SET PROBLEM -> Return all of the data exactly as given.

======== DATA FOR THIS TASK

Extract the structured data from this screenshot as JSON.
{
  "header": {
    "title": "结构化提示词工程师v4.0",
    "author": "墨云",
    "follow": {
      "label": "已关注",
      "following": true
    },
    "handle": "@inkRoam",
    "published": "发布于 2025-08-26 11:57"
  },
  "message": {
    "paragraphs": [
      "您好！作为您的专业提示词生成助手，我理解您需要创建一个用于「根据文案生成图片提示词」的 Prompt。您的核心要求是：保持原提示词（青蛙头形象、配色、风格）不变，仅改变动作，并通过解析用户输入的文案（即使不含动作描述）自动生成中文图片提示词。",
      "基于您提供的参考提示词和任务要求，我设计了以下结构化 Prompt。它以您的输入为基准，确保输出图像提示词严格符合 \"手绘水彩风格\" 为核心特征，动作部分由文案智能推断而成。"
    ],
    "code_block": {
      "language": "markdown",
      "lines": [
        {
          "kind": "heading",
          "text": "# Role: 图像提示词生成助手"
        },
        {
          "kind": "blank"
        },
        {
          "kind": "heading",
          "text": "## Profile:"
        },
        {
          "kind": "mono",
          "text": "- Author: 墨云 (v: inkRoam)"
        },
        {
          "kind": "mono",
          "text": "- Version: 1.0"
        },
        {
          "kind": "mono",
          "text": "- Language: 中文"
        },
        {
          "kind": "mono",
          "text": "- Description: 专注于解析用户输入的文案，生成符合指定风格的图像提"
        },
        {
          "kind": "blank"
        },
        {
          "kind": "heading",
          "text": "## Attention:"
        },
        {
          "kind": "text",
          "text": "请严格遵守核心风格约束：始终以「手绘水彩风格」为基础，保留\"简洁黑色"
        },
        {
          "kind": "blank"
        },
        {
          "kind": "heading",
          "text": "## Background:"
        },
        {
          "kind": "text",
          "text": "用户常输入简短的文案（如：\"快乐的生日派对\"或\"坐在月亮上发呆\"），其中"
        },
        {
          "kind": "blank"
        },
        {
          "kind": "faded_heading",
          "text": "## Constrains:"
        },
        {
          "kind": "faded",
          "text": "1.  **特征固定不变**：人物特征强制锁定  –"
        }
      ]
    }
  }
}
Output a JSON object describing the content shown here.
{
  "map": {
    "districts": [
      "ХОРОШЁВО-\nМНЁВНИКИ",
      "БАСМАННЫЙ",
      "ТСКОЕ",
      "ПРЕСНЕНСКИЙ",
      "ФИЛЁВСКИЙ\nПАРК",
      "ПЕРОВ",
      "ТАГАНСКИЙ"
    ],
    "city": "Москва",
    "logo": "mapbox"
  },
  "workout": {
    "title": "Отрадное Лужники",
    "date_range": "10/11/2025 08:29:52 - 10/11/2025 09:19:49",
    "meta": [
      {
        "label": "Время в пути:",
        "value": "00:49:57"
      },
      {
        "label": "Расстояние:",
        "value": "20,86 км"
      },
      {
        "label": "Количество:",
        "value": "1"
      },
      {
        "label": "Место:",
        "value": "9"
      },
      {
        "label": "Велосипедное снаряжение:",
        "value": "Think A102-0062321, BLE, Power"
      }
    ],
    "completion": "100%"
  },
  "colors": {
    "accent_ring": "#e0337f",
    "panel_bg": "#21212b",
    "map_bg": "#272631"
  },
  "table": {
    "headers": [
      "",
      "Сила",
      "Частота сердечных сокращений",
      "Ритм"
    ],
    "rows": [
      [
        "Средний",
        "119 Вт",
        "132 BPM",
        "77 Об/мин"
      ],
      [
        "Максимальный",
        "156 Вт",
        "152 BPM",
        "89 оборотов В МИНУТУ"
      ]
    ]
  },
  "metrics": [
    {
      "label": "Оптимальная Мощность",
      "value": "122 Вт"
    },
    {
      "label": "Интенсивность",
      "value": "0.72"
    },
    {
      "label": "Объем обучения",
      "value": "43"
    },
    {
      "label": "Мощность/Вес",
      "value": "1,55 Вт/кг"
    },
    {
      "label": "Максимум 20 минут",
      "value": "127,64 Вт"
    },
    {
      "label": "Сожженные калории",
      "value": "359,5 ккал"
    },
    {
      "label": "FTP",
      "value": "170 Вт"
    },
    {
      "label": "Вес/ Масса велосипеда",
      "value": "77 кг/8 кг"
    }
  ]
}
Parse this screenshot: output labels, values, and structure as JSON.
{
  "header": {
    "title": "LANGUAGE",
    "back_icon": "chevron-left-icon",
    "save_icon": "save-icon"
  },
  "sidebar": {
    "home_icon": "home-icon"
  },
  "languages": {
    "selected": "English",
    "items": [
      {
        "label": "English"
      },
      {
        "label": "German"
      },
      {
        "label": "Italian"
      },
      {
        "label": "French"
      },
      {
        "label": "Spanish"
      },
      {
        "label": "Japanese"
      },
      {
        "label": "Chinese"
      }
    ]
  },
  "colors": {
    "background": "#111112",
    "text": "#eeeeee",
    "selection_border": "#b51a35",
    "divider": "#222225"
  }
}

================

ANSWER FOR THIS EXERCISE ->
Extract the structured data from this screenshot as JSON.
{
  "header": {
    "title": "结构化提示词工程师v4.0",
    "author": "墨云",
    "follow": {
      "label": "已关注",
      "following": true
    },
    "handle": "@inkRoam",
    "published": "发布于 2025-08-26 11:57"
  },
  "message": {
    "paragraphs": [
      "您好！作为您的专业提示词生成助手，我理解您需要创建一个用于「根据文案生成图片提示词」的 Prompt。您的核心要求是：保持原提示词（青蛙头形象、配色、风格）不变，仅改变动作，并通过解析用户输入的文案（即使不含动作描述）自动生成中文图片提示词。",
      "基于您提供的参考提示词和任务要求，我设计了以下结构化 Prompt。它以您的输入为基准，确保输出图像提示词严格符合 \"手绘水彩风格\" 为核心特征，动作部分由文案智能推断而成。"
    ],
    "code_block": {
      "language": "markdown",
      "lines": [
        {
          "kind": "heading",
          "text": "# Role: 图像提示词生成助手"
        },
        {
          "kind": "blank"
        },
        {
          "kind": "heading",
          "text": "## Profile:"
        },
        {
          "kind": "mono",
          "text": "- Author: 墨云 (v: inkRoam)"
        },
        {
          "kind": "mono",
          "text": "- Version: 1.0"
        },
        {
          "kind": "mono",
          "text": "- Language: 中文"
        },
        {
          "kind": "mono",
          "text": "- Description: 专注于解析用户输入的文案，生成符合指定风格的图像提"
        },
        {
          "kind": "blank"
        },
        {
          "kind": "heading",
          "text": "## Attention:"
        },
        {
          "kind": "text",
          "text": "请严格遵守核心风格约束：始终以「手绘水彩风格」为基础，保留\"简洁黑色"
        },
        {
          "kind": "blank"
        },
        {
          "kind": "heading",
          "text": "## Background:"
        },
        {
          "kind": "text",
          "text": "用户常输入简短的文案（如：\"快乐的生日派对\"或\"坐在月亮上发呆\"），其中"
        },
        {
          "kind": "blank"
        },
        {
          "kind": "faded_heading",
          "text": "## Constrains:"
        },
        {
          "kind": "faded",
          "text": "1.  **特征固定不变**：人物特征强制锁定  –"
        }
      ]
    }
  }
}
Output a JSON object describing the content shown here.
{
  "map": {
    "districts": [
      "ХОРОШЁВО-\nМНЁВНИКИ",
      "БАСМАННЫЙ",
      "ТСКОЕ",
      "ПРЕСНЕНСКИЙ",
      "ФИЛЁВСКИЙ\nПАРК",
      "ПЕРОВ",
      "ТАГАНСКИЙ"
    ],
    "city": "Москва",
    "logo": "mapbox"
  },
  "workout": {
    "title": "Отрадное Лужники",
    "date_range": "10/11/2025 08:29:52 - 10/11/2025 09:19:49",
    "meta": [
      {
        "label": "Время в пути:",
        "value": "00:49:57"
      },
      {
        "label": "Расстояние:",
        "value": "20,86 км"
      },
      {
        "label": "Количество:",
        "value": "1"
      },
      {
        "label": "Место:",
        "value": "9"
      },
      {
        "label": "Велосипедное снаряжение:",
        "value": "Think A102-0062321, BLE, Power"
      }
    ],
    "completion": "100%"
  },
  "colors": {
    "accent_ring": "#e0337f",
    "panel_bg": "#21212b",
    "map_bg": "#272631"
  },
  "table": {
    "headers": [
      "",
      "Сила",
      "Частота сердечных сокращений",
      "Ритм"
    ],
    "rows": [
      [
        "Средний",
        "119 Вт",
        "132 BPM",
        "77 Об/мин"
      ],
      [
        "Максимальный",
        "156 Вт",
        "152 BPM",
        "89 оборотов В МИНУТУ"
      ]
    ]
  },
  "metrics": [
    {
      "label": "Оптимальная Мощность",
      "value": "122 Вт"
    },
    {
      "label": "Интенсивность",
      "value": "0.72"
    },
    {
      "label": "Объем обучения",
      "value": "43"
    },
    {
      "label": "Мощность/Вес",
      "value": "1,55 Вт/кг"
    },
    {
      "label": "Максимум 20 минут",
      "value": "127,64 Вт"
    },
    {
      "label": "Сожженные калории",
      "value": "359,5 ккал"
    },
    {
      "label": "FTP",
      "value": "170 Вт"
    },
    {
      "label": "Вес/ Масса велосипеда",
      "value": "77 кг/8 кг"
    }
  ]
}
Parse this screenshot: output labels, values, and structure as JSON.
{
  "header": {
    "title": "LANGUAGE",
    "back_icon": "chevron-left-icon",
    "save_icon": "save-icon"
  },
  "sidebar": {
    "home_icon": "home-icon"
  },
  "languages": {
    "selected": "English",
    "items": [
      {
        "label": "English"
      },
      {
        "label": "German"
      },
      {
        "label": "Italian"
      },
      {
        "label": "French"
      },
      {
        "label": "Spanish"
      },
      {
        "label": "Japanese"
      },
      {
        "label": "Chinese"
      }
    ]
  },
  "colors": {
    "background": "#111112",
    "text": "#eeeeee",
    "selection_border": "#b51a35",
    "divider": "#222225"
  }
}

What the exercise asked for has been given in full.